Exercise task. Below is a listing. Gather each line of it that contains "JSON".
*-*-*
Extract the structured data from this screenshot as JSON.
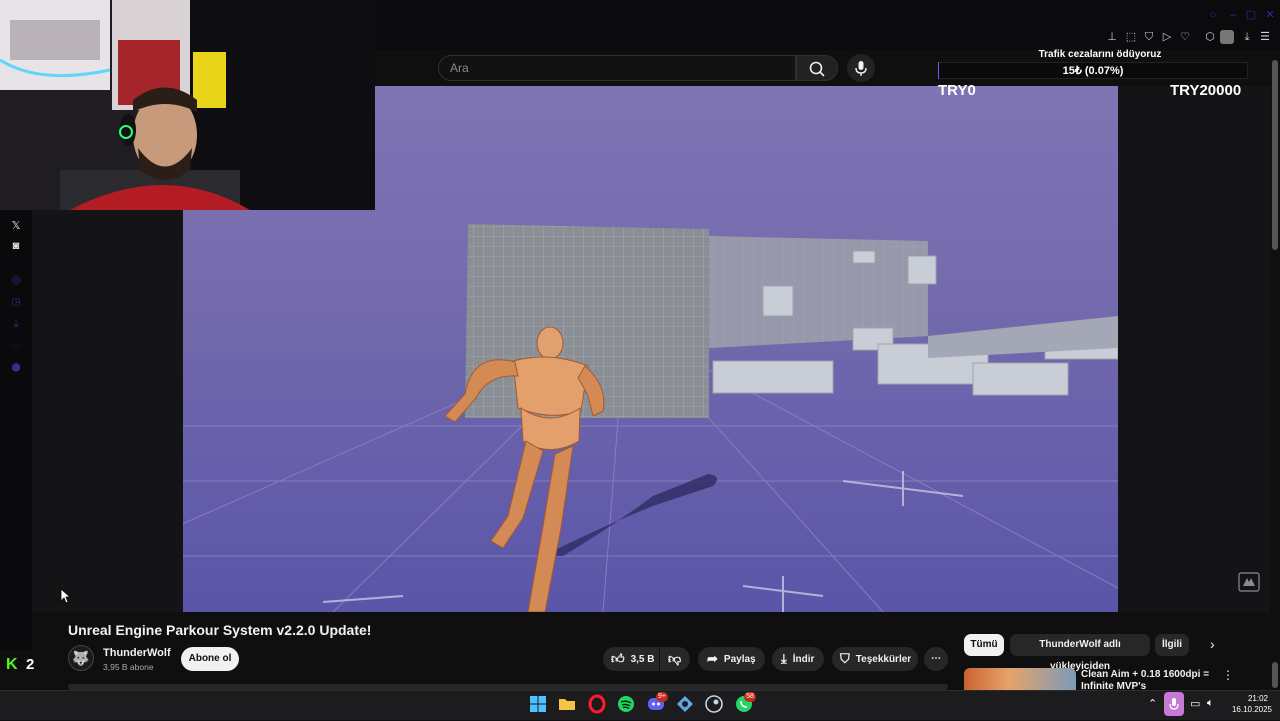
{
  "browser": {
    "toolbar_icons": [
      "pin-icon",
      "screenshot-icon",
      "shield-icon",
      "play-icon",
      "heart-icon",
      "extensions-icon",
      "avatar-icon",
      "download-icon",
      "menu-icon"
    ]
  },
  "search": {
    "placeholder": "Ara"
  },
  "overlay": {
    "goal_title": "Trafik cezalarını ödüyoruz",
    "goal_progress_text": "15₺ (0.07%)",
    "goal_fraction": 0.0007,
    "goal_min": "TRY0",
    "goal_max": "TRY20000",
    "accent": "#6b5cff"
  },
  "left_rail": {
    "icons": [
      "x-icon",
      "discord-icon",
      "circle-icon",
      "clock-icon",
      "download-icon",
      "chat-icon",
      "cube-icon"
    ]
  },
  "kick": {
    "logo": "K",
    "count": "2",
    "color": "#53fc18"
  },
  "video": {
    "title": "Unreal Engine Parkour System v2.2.0 Update!",
    "channel": "ThunderWolf",
    "subscribers": "3,95 B abone",
    "subscribe_label": "Abone ol",
    "likes": "3,5 B",
    "share_label": "Paylaş",
    "download_label": "İndir",
    "thanks_label": "Teşekkürler"
  },
  "chips": {
    "all": "Tümü",
    "uploader": "ThunderWolf adlı yükleyiciden",
    "related": "İlgili"
  },
  "recommended": {
    "title": "Clean Aim + 0.18 1600dpi = Infinite MVP's"
  },
  "taskbar": {
    "apps": [
      "windows-icon",
      "folder-icon",
      "opera-icon",
      "spotify-icon",
      "discord-icon",
      "app-icon",
      "steam-icon",
      "whatsapp-icon"
    ],
    "discord_badge": "9+",
    "whatsapp_badge": "58",
    "time": "21:02",
    "date": "16.10.2025"
  }
}
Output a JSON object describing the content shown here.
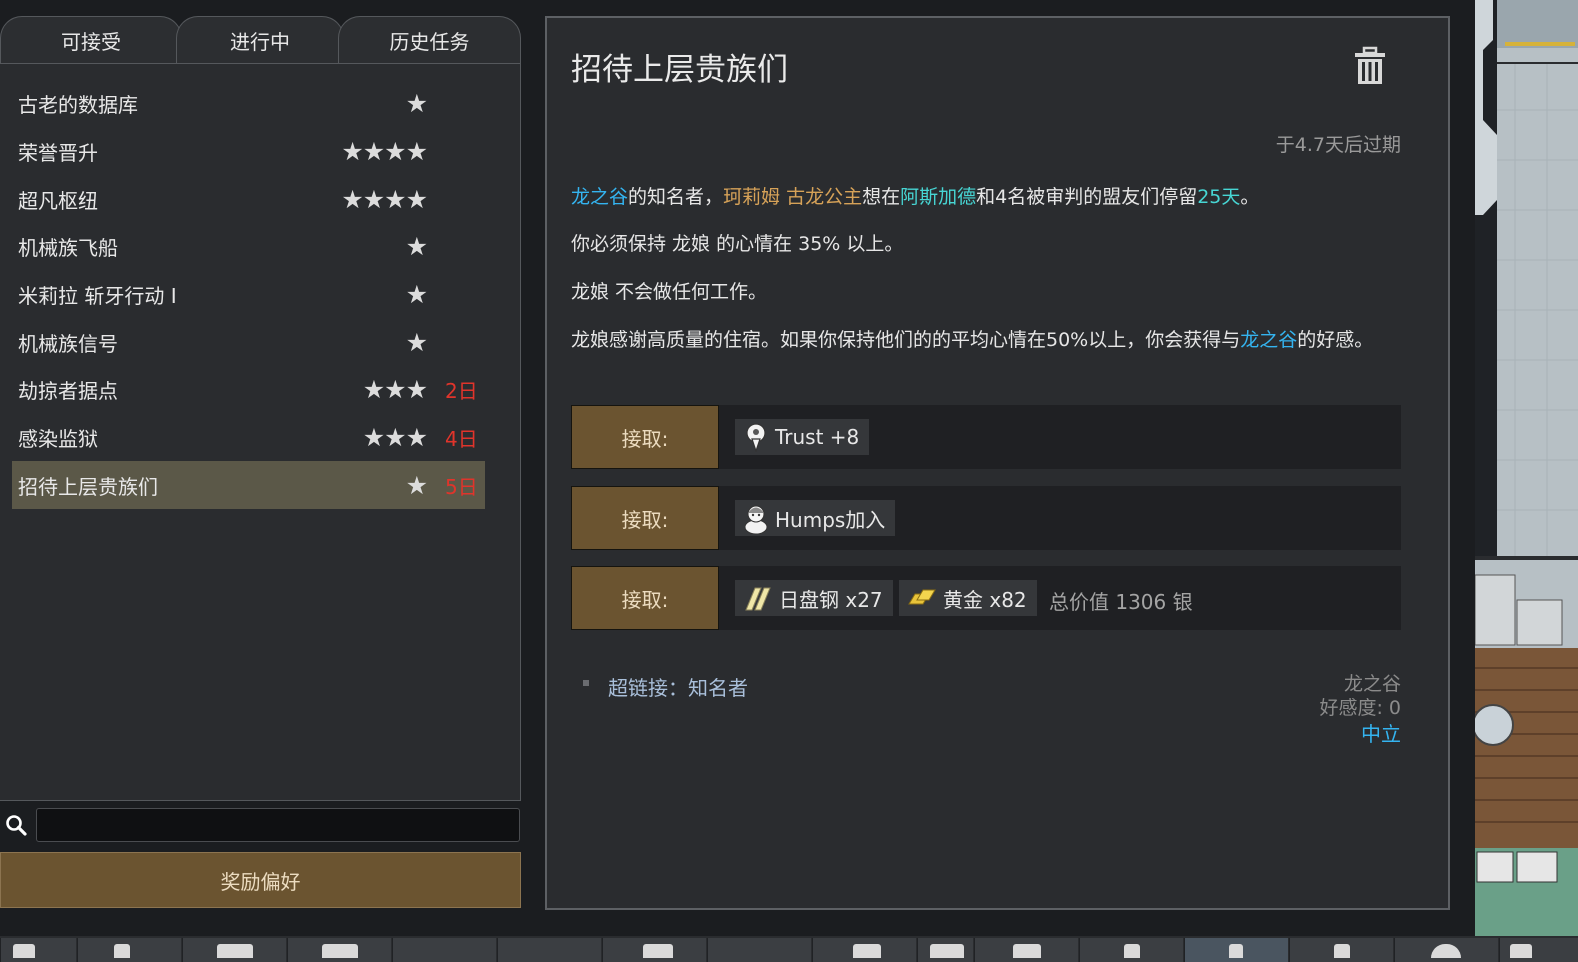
{
  "tabs": [
    {
      "label": "可接受"
    },
    {
      "label": "进行中"
    },
    {
      "label": "历史任务"
    }
  ],
  "quests": [
    {
      "name": "古老的数据库",
      "stars": "★",
      "days": ""
    },
    {
      "name": "荣誉晋升",
      "stars": "★★★★",
      "days": ""
    },
    {
      "name": "超凡枢纽",
      "stars": "★★★★",
      "days": ""
    },
    {
      "name": "机械族飞船",
      "stars": "★",
      "days": ""
    },
    {
      "name": "米莉拉 斩牙行动 I",
      "stars": "★",
      "days": ""
    },
    {
      "name": "机械族信号",
      "stars": "★",
      "days": ""
    },
    {
      "name": "劫掠者据点",
      "stars": "★★★",
      "days": "2日"
    },
    {
      "name": "感染监狱",
      "stars": "★★★",
      "days": "4日"
    },
    {
      "name": "招待上层贵族们",
      "stars": "★",
      "days": "5日",
      "selected": true
    }
  ],
  "search": {
    "value": "",
    "placeholder": ""
  },
  "reward_pref_label": "奖励偏好",
  "detail": {
    "title": "招待上层贵族们",
    "expire": "于4.7天后过期",
    "desc": {
      "p1_faction": "龙之谷",
      "p1_a": "的知名者，",
      "p1_person": "珂莉姆 古龙公主",
      "p1_b": "想在",
      "p1_place": "阿斯加德",
      "p1_c": "和4名被审判的盟友们停留",
      "p1_days": "25天",
      "p1_d": "。",
      "p2": "你必须保持 龙娘 的心情在 35% 以上。",
      "p3": "龙娘 不会做任何工作。",
      "p4_a": "龙娘感谢高质量的住宿。如果你保持他们的的平均心情在50%以上，你会获得与",
      "p4_faction": "龙之谷",
      "p4_b": "的好感。"
    },
    "rewards": [
      {
        "accept": "接取:",
        "items": [
          {
            "icon": "trust-icon",
            "label": "Trust +8"
          }
        ]
      },
      {
        "accept": "接取:",
        "items": [
          {
            "icon": "pawn-portrait-icon",
            "label": "Humps加入"
          }
        ]
      },
      {
        "accept": "接取:",
        "items": [
          {
            "icon": "plasteel-icon",
            "label": "日盘钢 x27"
          },
          {
            "icon": "gold-icon",
            "label": "黄金 x82"
          }
        ],
        "total": "总价值 1306 银"
      }
    ],
    "hyperlink": "超链接：知名者",
    "faction": {
      "name": "龙之谷",
      "goodwill": "好感度: 0",
      "status": "中立"
    }
  },
  "colors": {
    "accent_blue": "#34b4f0",
    "accent_orange": "#d6a258",
    "accent_cyan": "#47d6d4",
    "days_red": "#e0342b",
    "button_brown": "#6b5430"
  }
}
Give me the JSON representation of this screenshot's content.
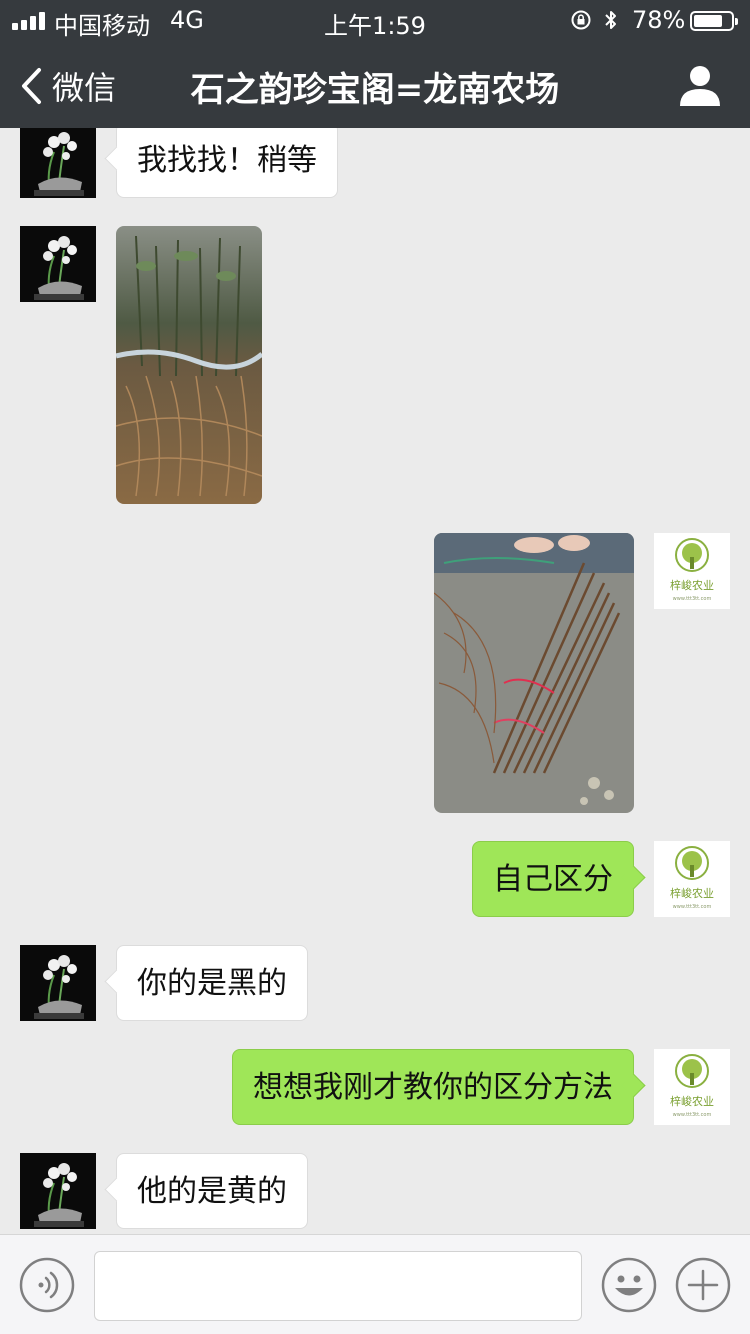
{
  "status_bar": {
    "carrier": "中国移动",
    "network": "4G",
    "time": "上午1:59",
    "battery_percent": "78%",
    "battery_level": 0.78,
    "signal_bars": 4
  },
  "nav": {
    "back_label": "微信",
    "title": "石之韵珍宝阁=龙南农场"
  },
  "messages": [
    {
      "from": "other",
      "type": "text",
      "text": "我找找！稍等"
    },
    {
      "from": "other",
      "type": "image",
      "image": "photo of bundled plant seedlings with roots"
    },
    {
      "from": "me",
      "type": "image",
      "image": "photo of bundled seedlings tied with colored string"
    },
    {
      "from": "me",
      "type": "text",
      "text": "自己区分"
    },
    {
      "from": "other",
      "type": "text",
      "text": "你的是黑的"
    },
    {
      "from": "me",
      "type": "text",
      "text": "想想我刚才教你的区分方法"
    },
    {
      "from": "other",
      "type": "text",
      "text": "他的是黄的"
    }
  ],
  "avatars": {
    "me_logo_text": "梓峻农业",
    "me_logo_url_text": "www.ttt3tt.com"
  },
  "input_bar": {
    "voice_icon": "voice-icon",
    "emoji_icon": "emoji-icon",
    "plus_icon": "plus-icon",
    "value": ""
  },
  "colors": {
    "nav_bg": "#363a3e",
    "chat_bg": "#ebebeb",
    "outgoing_bubble": "#9fe658",
    "incoming_bubble": "#ffffff"
  }
}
*-*-*
Complete answer.
Extract the structured data from this screenshot as JSON.
Output a JSON object describing the content shown here.
Give me the JSON representation of this screenshot's content.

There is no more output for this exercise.